═════ INPUT FOR THIS TASK ═════
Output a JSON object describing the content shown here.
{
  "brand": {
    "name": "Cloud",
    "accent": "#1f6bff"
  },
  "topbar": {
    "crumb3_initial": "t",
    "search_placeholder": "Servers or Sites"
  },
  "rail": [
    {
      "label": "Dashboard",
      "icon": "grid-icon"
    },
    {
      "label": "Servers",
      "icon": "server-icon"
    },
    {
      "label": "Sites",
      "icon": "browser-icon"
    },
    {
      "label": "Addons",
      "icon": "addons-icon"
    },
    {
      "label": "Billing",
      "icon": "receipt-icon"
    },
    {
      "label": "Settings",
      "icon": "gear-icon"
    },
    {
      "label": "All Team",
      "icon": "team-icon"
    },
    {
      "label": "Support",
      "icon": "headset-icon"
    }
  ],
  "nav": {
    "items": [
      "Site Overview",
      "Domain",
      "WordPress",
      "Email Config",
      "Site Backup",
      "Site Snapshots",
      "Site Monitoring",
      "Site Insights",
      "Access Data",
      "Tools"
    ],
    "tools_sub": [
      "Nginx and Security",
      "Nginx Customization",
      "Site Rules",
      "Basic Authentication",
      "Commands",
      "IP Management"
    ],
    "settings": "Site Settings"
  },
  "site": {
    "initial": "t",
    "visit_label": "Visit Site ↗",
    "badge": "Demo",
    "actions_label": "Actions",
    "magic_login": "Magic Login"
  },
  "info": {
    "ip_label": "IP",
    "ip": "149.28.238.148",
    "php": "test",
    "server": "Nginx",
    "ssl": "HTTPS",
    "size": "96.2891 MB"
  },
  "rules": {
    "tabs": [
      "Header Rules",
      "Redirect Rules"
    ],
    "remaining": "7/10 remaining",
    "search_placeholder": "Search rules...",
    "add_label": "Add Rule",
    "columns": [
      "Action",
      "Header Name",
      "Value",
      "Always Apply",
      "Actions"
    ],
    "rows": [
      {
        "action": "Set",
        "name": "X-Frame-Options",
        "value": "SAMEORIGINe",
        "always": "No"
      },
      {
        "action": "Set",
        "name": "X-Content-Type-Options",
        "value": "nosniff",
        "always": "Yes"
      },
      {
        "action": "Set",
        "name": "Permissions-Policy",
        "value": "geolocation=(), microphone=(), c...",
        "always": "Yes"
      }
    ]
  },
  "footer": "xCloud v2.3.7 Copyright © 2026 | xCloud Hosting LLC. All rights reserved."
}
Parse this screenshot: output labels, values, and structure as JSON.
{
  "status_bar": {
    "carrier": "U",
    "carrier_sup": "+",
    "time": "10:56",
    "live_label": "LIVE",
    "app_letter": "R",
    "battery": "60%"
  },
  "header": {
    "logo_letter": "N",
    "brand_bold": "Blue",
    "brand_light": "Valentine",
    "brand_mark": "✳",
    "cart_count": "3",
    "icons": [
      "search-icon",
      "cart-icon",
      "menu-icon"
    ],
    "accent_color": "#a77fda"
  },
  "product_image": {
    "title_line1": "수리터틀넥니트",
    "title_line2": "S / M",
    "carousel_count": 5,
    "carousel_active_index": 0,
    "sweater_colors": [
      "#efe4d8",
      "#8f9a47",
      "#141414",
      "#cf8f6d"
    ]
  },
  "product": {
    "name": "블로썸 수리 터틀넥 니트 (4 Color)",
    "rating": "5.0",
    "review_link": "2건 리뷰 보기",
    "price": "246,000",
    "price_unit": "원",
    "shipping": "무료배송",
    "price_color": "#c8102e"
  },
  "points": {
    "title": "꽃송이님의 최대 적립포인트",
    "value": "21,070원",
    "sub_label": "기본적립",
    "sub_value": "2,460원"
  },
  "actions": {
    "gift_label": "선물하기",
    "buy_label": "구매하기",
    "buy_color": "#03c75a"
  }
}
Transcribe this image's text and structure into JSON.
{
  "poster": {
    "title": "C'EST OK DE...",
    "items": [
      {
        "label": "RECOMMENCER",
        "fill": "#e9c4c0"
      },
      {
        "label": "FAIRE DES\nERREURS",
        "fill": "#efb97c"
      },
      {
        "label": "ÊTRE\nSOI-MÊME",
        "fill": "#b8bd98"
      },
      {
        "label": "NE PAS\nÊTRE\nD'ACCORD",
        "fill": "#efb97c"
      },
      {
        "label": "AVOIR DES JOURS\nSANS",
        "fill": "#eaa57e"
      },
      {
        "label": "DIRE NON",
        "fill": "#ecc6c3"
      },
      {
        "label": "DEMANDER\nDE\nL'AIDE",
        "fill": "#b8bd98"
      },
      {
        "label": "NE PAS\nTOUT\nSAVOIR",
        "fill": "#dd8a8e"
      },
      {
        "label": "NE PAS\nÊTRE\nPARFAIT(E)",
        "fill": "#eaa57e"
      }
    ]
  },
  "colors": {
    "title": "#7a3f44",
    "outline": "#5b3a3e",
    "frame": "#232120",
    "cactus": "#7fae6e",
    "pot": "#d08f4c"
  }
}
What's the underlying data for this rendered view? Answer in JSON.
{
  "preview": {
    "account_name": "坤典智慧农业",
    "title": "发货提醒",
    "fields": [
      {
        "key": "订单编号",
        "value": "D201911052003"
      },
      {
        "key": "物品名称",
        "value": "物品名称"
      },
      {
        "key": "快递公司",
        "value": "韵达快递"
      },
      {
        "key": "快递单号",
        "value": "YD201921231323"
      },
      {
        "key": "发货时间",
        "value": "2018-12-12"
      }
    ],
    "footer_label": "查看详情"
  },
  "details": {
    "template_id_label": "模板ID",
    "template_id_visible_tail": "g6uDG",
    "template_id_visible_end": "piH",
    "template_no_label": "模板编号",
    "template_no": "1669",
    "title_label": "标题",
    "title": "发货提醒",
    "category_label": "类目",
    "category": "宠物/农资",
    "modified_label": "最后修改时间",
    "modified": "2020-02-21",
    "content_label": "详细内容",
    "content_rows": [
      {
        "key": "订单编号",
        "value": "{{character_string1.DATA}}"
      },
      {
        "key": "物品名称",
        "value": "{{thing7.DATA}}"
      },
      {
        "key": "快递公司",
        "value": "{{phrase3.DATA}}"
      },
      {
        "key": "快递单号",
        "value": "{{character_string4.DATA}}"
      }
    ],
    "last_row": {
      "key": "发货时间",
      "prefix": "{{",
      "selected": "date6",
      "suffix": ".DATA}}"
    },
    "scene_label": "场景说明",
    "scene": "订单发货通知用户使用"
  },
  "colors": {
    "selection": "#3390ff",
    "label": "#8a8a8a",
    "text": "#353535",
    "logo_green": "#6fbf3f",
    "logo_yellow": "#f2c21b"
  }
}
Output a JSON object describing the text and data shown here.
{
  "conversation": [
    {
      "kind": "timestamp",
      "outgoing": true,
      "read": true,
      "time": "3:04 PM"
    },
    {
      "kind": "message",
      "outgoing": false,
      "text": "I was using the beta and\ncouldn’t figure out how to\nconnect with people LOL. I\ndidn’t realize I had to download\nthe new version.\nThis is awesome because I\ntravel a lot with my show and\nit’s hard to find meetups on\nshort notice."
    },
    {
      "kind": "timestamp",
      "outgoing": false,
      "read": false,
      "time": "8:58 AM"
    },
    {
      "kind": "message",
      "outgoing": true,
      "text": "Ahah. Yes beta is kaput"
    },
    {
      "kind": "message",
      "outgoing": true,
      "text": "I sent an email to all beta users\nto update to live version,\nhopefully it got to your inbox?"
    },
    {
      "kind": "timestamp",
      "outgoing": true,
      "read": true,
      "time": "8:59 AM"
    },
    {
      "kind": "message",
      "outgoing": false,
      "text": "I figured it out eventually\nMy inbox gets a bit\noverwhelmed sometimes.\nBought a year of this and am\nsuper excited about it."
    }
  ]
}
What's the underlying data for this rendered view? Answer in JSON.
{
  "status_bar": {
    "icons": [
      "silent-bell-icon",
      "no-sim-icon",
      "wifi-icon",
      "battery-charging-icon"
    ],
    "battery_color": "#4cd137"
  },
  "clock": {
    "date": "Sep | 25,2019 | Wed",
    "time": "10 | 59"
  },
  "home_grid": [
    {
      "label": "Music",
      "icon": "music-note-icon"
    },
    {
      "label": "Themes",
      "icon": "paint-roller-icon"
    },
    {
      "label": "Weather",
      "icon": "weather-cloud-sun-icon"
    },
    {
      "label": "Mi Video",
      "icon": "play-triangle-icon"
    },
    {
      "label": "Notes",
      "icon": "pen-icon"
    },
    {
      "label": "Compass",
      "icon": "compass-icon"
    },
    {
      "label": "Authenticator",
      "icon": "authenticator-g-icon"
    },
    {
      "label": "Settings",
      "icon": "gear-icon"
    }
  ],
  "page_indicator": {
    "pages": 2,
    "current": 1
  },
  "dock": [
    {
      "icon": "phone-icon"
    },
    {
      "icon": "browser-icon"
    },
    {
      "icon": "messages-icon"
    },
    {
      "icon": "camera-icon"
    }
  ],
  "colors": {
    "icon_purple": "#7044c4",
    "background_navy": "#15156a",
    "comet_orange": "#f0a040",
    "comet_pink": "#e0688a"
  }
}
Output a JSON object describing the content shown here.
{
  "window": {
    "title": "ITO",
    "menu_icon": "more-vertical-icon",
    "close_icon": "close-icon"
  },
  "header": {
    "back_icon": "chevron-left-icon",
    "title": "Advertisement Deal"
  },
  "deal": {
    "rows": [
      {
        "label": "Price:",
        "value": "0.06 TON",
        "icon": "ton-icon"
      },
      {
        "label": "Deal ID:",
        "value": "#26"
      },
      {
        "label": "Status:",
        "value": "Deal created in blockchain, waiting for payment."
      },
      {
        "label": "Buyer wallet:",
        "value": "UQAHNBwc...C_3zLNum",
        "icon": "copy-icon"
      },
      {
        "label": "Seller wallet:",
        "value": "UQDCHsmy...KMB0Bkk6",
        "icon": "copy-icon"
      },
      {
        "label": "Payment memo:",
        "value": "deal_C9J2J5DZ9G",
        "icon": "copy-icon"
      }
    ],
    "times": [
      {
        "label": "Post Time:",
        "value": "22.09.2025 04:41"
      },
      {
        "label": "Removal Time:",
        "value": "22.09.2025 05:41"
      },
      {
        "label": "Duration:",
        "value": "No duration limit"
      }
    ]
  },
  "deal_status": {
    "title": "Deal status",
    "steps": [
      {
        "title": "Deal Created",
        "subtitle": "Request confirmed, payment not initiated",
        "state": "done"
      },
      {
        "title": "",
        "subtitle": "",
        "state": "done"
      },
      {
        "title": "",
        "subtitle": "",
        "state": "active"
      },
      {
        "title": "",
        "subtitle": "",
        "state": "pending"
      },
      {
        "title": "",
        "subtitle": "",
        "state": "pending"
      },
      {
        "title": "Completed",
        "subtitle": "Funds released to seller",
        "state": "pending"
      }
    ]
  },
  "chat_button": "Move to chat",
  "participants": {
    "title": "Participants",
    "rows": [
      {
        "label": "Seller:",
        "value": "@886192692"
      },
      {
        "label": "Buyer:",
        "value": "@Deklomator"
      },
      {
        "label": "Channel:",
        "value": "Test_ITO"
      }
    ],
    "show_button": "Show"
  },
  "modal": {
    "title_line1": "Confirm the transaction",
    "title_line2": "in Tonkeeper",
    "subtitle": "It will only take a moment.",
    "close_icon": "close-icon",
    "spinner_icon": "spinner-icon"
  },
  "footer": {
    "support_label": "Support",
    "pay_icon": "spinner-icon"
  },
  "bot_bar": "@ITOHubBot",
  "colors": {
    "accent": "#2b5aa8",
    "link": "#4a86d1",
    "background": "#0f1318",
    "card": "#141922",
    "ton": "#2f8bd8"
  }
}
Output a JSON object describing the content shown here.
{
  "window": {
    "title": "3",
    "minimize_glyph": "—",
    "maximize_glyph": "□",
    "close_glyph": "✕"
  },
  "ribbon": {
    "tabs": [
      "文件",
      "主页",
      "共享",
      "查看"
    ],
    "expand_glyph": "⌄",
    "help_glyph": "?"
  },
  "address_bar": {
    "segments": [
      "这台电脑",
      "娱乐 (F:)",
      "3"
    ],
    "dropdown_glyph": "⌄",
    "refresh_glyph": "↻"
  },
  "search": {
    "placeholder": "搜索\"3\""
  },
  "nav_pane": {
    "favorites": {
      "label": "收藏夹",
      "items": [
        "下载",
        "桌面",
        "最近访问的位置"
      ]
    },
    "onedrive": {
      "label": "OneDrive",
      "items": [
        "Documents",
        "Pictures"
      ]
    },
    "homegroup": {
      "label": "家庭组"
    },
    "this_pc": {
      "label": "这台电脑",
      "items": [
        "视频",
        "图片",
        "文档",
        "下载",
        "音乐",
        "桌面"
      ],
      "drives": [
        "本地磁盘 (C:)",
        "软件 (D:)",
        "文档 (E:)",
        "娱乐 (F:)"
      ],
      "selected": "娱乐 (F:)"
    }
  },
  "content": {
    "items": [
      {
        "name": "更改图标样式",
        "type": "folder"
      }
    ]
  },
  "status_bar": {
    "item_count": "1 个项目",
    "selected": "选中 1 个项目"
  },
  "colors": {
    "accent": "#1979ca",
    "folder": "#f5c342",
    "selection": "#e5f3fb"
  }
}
═════
Locate and copy each line in the data above that includes the word "nÊTRE".

[SOLUTION FOR THIS TASK]
        "label": "NE PAS\nÊTRE\nD'ACCORD",
        "label": "NE PAS\nÊTRE\nPARFAIT(E)",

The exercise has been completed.